### Listing
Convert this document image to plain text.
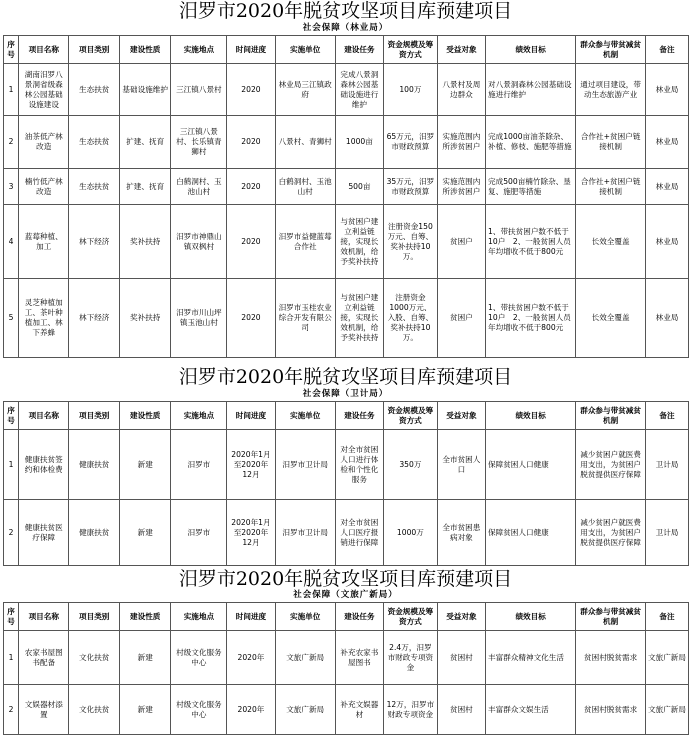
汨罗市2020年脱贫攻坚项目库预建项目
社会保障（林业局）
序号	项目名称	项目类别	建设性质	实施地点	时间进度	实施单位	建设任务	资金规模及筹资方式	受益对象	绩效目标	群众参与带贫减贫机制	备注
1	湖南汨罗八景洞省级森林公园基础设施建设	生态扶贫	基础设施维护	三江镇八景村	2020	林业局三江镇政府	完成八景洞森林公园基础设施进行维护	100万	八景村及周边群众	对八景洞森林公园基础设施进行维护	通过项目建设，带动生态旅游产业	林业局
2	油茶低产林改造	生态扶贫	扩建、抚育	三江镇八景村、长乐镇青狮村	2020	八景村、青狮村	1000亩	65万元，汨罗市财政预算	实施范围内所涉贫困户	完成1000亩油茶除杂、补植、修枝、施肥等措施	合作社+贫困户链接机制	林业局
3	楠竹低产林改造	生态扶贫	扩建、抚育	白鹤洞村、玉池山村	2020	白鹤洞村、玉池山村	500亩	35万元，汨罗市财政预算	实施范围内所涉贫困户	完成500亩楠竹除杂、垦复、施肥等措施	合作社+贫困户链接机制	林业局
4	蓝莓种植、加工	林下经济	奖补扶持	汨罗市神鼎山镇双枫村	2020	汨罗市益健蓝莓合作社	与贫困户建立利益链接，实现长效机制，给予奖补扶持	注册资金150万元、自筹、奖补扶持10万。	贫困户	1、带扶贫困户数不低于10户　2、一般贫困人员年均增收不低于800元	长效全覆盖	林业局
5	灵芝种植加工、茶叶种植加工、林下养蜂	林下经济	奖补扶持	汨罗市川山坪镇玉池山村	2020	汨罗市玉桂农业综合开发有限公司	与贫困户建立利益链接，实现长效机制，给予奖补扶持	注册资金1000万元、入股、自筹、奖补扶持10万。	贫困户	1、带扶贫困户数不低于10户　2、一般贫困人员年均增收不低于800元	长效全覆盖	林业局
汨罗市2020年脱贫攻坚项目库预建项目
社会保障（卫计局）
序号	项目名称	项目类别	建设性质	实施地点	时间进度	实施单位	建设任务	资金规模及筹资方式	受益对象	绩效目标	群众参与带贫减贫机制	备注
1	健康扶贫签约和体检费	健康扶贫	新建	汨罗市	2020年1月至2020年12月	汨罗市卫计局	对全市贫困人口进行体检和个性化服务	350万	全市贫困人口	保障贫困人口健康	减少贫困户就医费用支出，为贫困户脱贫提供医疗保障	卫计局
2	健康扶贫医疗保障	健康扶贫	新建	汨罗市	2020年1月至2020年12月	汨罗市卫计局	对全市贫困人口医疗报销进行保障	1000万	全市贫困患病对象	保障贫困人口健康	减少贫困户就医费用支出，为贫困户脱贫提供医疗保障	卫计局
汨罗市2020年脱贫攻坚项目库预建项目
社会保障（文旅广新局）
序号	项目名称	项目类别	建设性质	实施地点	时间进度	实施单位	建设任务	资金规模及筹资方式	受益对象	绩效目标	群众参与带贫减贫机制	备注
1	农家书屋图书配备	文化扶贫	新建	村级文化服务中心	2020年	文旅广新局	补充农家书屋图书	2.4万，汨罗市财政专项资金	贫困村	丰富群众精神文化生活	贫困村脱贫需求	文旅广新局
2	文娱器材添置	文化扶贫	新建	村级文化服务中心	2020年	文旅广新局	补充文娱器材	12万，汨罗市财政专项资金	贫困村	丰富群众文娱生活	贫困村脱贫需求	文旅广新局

---

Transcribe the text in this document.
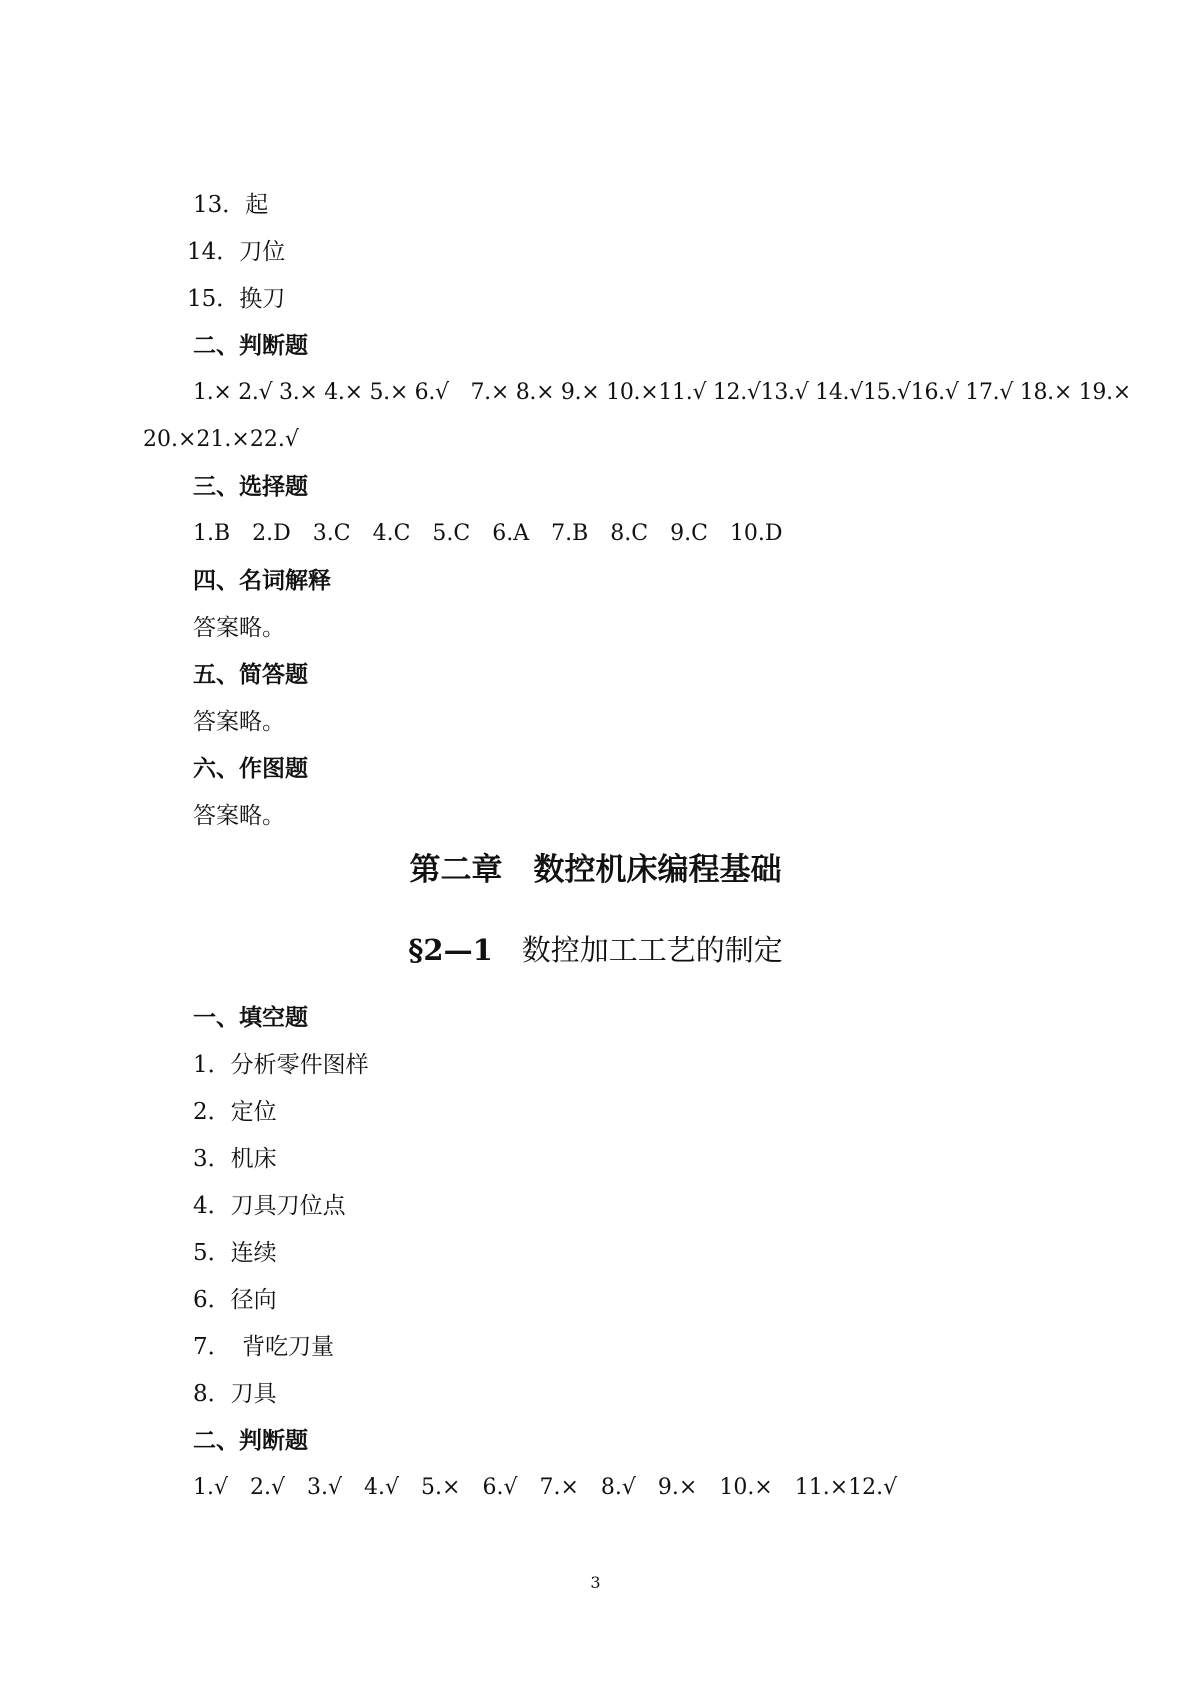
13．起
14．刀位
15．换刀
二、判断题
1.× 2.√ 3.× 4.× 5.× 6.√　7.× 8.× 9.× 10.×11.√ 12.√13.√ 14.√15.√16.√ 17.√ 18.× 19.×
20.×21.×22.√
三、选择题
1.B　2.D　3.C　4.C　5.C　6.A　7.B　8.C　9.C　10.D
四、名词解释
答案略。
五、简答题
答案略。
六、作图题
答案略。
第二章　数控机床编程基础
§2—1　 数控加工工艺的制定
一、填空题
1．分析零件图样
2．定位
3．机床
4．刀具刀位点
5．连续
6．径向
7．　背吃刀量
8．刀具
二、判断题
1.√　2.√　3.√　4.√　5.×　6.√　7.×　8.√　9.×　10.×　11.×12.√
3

...

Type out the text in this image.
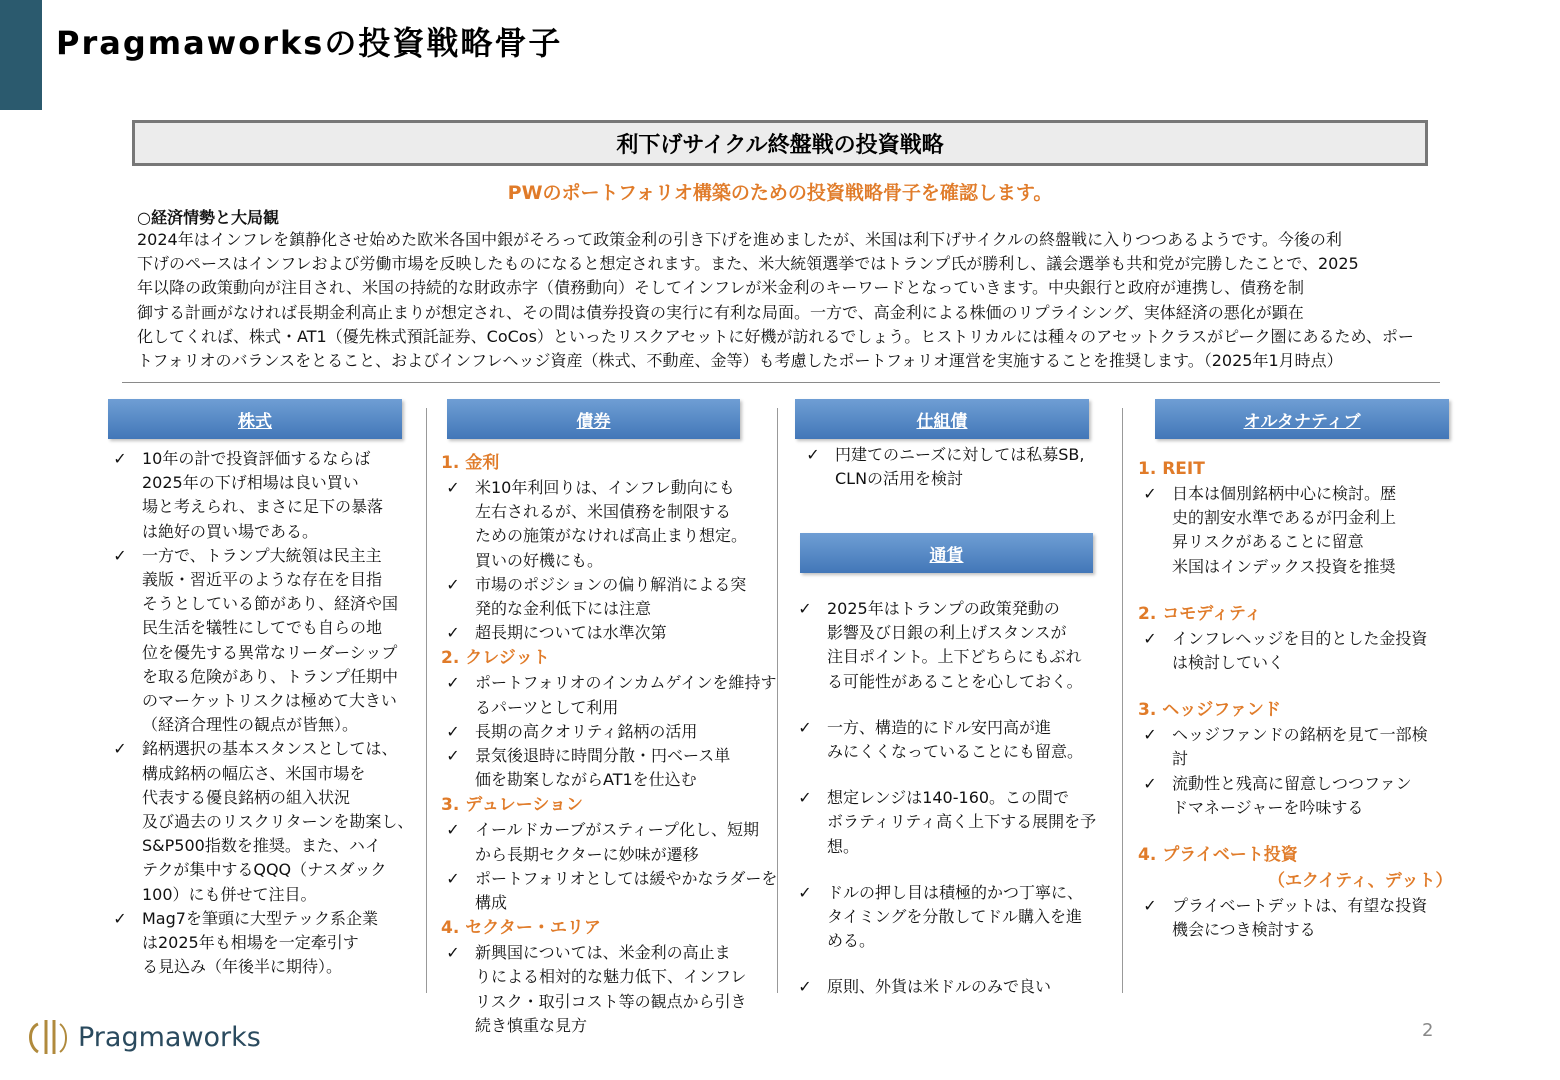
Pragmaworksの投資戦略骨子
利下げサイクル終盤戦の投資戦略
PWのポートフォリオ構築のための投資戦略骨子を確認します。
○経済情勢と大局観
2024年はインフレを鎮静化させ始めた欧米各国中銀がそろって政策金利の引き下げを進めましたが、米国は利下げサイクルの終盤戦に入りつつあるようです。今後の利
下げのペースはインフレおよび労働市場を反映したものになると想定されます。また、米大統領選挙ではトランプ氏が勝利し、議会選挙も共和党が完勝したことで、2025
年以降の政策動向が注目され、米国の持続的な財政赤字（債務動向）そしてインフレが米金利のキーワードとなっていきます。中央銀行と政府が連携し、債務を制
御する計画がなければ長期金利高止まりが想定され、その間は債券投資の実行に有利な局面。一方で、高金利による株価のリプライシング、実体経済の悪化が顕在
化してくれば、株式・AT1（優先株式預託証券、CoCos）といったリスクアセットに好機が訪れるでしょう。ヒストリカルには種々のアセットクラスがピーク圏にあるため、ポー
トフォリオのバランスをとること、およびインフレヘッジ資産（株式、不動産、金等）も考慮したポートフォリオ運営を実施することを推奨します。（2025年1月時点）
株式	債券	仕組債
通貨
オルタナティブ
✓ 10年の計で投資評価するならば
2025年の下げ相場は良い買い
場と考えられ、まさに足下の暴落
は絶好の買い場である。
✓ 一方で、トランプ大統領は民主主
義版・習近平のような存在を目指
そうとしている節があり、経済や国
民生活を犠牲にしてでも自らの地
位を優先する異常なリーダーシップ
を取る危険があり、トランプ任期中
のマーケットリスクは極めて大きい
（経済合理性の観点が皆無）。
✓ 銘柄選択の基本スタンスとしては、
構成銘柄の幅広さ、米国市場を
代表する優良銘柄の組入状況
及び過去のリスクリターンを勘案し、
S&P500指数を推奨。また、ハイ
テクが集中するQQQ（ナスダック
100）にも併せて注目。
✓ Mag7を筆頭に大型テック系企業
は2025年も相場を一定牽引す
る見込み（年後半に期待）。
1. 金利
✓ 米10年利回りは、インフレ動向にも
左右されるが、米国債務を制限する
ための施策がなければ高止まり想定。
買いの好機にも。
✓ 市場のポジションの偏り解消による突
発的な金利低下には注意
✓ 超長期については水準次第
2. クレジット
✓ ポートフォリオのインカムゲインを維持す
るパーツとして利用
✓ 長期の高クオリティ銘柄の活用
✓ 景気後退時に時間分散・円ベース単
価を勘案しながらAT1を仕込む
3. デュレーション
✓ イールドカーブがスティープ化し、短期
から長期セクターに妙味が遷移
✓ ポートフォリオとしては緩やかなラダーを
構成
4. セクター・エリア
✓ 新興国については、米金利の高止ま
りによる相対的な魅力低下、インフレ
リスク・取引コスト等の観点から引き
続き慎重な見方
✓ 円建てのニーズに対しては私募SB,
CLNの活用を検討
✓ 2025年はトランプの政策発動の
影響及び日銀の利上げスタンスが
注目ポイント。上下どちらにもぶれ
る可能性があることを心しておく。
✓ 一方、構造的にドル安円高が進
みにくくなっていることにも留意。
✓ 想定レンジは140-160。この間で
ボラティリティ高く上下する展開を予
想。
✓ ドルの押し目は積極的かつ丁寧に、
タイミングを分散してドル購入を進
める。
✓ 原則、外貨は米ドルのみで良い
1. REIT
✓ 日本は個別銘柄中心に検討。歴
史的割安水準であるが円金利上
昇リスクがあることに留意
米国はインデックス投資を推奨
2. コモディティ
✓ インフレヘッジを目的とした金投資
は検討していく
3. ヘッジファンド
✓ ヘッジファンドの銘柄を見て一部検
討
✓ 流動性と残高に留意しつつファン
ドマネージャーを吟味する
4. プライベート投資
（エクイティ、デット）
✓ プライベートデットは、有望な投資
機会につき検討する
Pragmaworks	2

### Written instruction
Keep only those lines of the records that hold "健康扶贫", and return them.

### Task result
1	健康扶贫签约和体检费	健康扶贫	新建	汨罗市	2020年1月至2020年12月	汨罗市卫计局	对全市贫困人口进行体检和个性化服务	350万	全市贫困人口	保障贫困人口健康	减少贫困户就医费用支出，为贫困户脱贫提供医疗保障	卫计局
2	健康扶贫医疗保障	健康扶贫	新建	汨罗市	2020年1月至2020年12月	汨罗市卫计局	对全市贫困人口医疗报销进行保障	1000万	全市贫困患病对象	保障贫困人口健康	减少贫困户就医费用支出，为贫困户脱贫提供医疗保障	卫计局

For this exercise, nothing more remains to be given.